►
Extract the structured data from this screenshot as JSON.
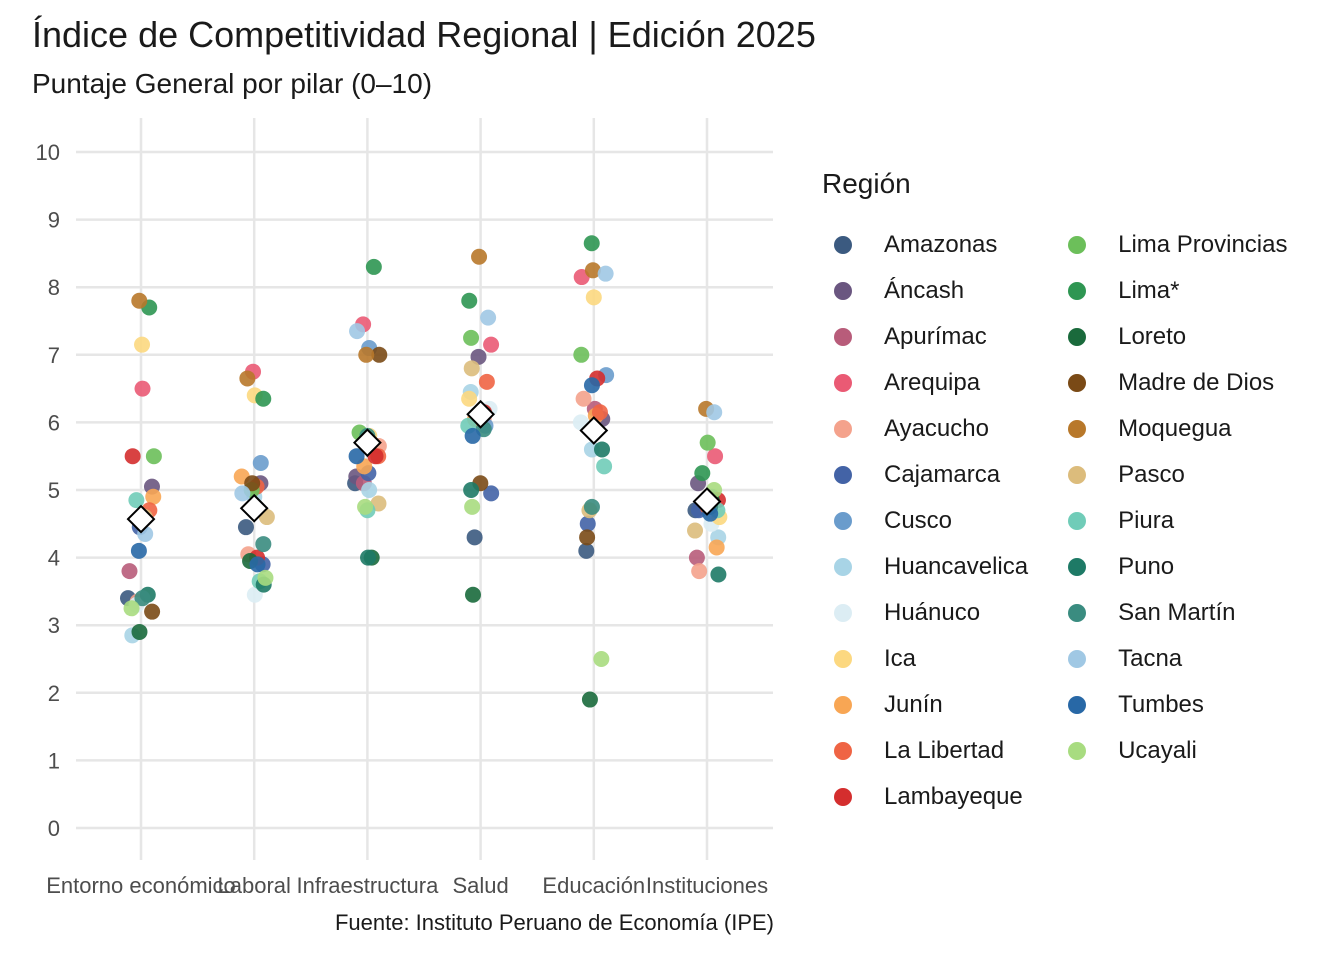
{
  "title": "Índice de Competitividad Regional | Edición 2025",
  "subtitle": "Puntaje General por pilar (0–10)",
  "caption": "Fuente: Instituto Peruano de Economía (IPE)",
  "legend_title": "Región",
  "chart_data": {
    "type": "scatter",
    "title": "Índice de Competitividad Regional | Edición 2025",
    "subtitle": "Puntaje General por pilar (0–10)",
    "xlabel": "",
    "ylabel": "",
    "ylim": [
      0,
      10
    ],
    "y_ticks": [
      "0",
      "1",
      "2",
      "3",
      "4",
      "5",
      "6",
      "7",
      "8",
      "9",
      "10"
    ],
    "grid": true,
    "legend_position": "right",
    "categories": [
      "Entorno económico",
      "Laboral",
      "Infraestructura",
      "Salud",
      "Educación",
      "Instituciones"
    ],
    "series": [
      {
        "name": "Amazonas",
        "color": "#3b5a80",
        "values": [
          3.4,
          4.45,
          5.1,
          4.3,
          4.1,
          4.7
        ]
      },
      {
        "name": "Áncash",
        "color": "#6a5680",
        "values": [
          5.05,
          5.1,
          5.2,
          6.97,
          6.05,
          5.1
        ]
      },
      {
        "name": "Apurímac",
        "color": "#b85c7a",
        "values": [
          3.8,
          4.7,
          5.1,
          6.05,
          6.2,
          4.0
        ]
      },
      {
        "name": "Arequipa",
        "color": "#ea5a74",
        "values": [
          6.5,
          6.75,
          7.45,
          7.15,
          8.15,
          5.5
        ]
      },
      {
        "name": "Ayacucho",
        "color": "#f4a28c",
        "values": [
          3.35,
          4.05,
          5.65,
          6.05,
          6.35,
          3.8
        ]
      },
      {
        "name": "Cajamarca",
        "color": "#4363a6",
        "values": [
          4.45,
          3.9,
          5.25,
          4.95,
          4.5,
          4.7
        ]
      },
      {
        "name": "Cusco",
        "color": "#6a9ccc",
        "values": [
          4.6,
          5.4,
          7.1,
          5.95,
          6.7,
          4.9
        ]
      },
      {
        "name": "Huancavelica",
        "color": "#a8d4e6",
        "values": [
          2.85,
          4.9,
          5.0,
          6.45,
          5.6,
          4.3
        ]
      },
      {
        "name": "Huánuco",
        "color": "#dcedf4",
        "values": [
          3.3,
          3.45,
          5.8,
          6.2,
          6.0,
          4.5
        ]
      },
      {
        "name": "Ica",
        "color": "#fcd880",
        "values": [
          7.15,
          6.4,
          5.8,
          6.35,
          7.85,
          4.6
        ]
      },
      {
        "name": "Junín",
        "color": "#f8a654",
        "values": [
          4.9,
          5.2,
          5.35,
          6.05,
          6.1,
          4.15
        ]
      },
      {
        "name": "La Libertad",
        "color": "#ef6444",
        "values": [
          4.7,
          5.05,
          5.5,
          6.6,
          6.15,
          4.75
        ]
      },
      {
        "name": "Lambayeque",
        "color": "#d42e2e",
        "values": [
          5.5,
          4.0,
          5.5,
          6.15,
          6.65,
          4.85
        ]
      },
      {
        "name": "Lima Provincias",
        "color": "#6cbf5a",
        "values": [
          5.5,
          5.0,
          5.85,
          7.25,
          7.0,
          5.7
        ]
      },
      {
        "name": "Lima*",
        "color": "#2e9652",
        "values": [
          7.7,
          6.35,
          8.3,
          7.8,
          8.65,
          5.25
        ]
      },
      {
        "name": "Loreto",
        "color": "#1a6a3c",
        "values": [
          2.9,
          3.95,
          4.0,
          3.45,
          1.9,
          4.85
        ]
      },
      {
        "name": "Madre de Dios",
        "color": "#7a4a16",
        "values": [
          3.2,
          5.1,
          7.0,
          5.1,
          4.3,
          4.8
        ]
      },
      {
        "name": "Moquegua",
        "color": "#b8782a",
        "values": [
          7.8,
          6.65,
          7.0,
          8.45,
          8.25,
          6.2
        ]
      },
      {
        "name": "Pasco",
        "color": "#dcbc7c",
        "values": [
          4.6,
          4.6,
          4.8,
          6.8,
          4.7,
          4.4
        ]
      },
      {
        "name": "Piura",
        "color": "#70ccb8",
        "values": [
          4.85,
          3.65,
          4.7,
          5.95,
          5.35,
          4.7
        ]
      },
      {
        "name": "Puno",
        "color": "#1e7a66",
        "values": [
          3.45,
          3.6,
          4.0,
          5.0,
          5.6,
          3.75
        ]
      },
      {
        "name": "San Martín",
        "color": "#3a8c80",
        "values": [
          3.4,
          4.2,
          5.8,
          5.9,
          4.75,
          4.75
        ]
      },
      {
        "name": "Tacna",
        "color": "#a0c8e4",
        "values": [
          4.35,
          4.95,
          7.35,
          7.55,
          8.2,
          6.15
        ]
      },
      {
        "name": "Tumbes",
        "color": "#2868a6",
        "values": [
          4.1,
          3.9,
          5.5,
          5.8,
          6.55,
          4.65
        ]
      },
      {
        "name": "Ucayali",
        "color": "#a8dc80",
        "values": [
          3.25,
          3.7,
          4.75,
          4.75,
          2.5,
          5.0
        ]
      }
    ],
    "mean_markers": [
      4.57,
      4.73,
      5.7,
      6.12,
      5.88,
      4.83
    ]
  }
}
◄
# [What to produce]
Copy every line that includes the string "subtitle" from the material above.

# [Finished answer]
  "subtitle": "Puntaje General por pilar (0–10)",
    "subtitle": "Puntaje General por pilar (0–10)",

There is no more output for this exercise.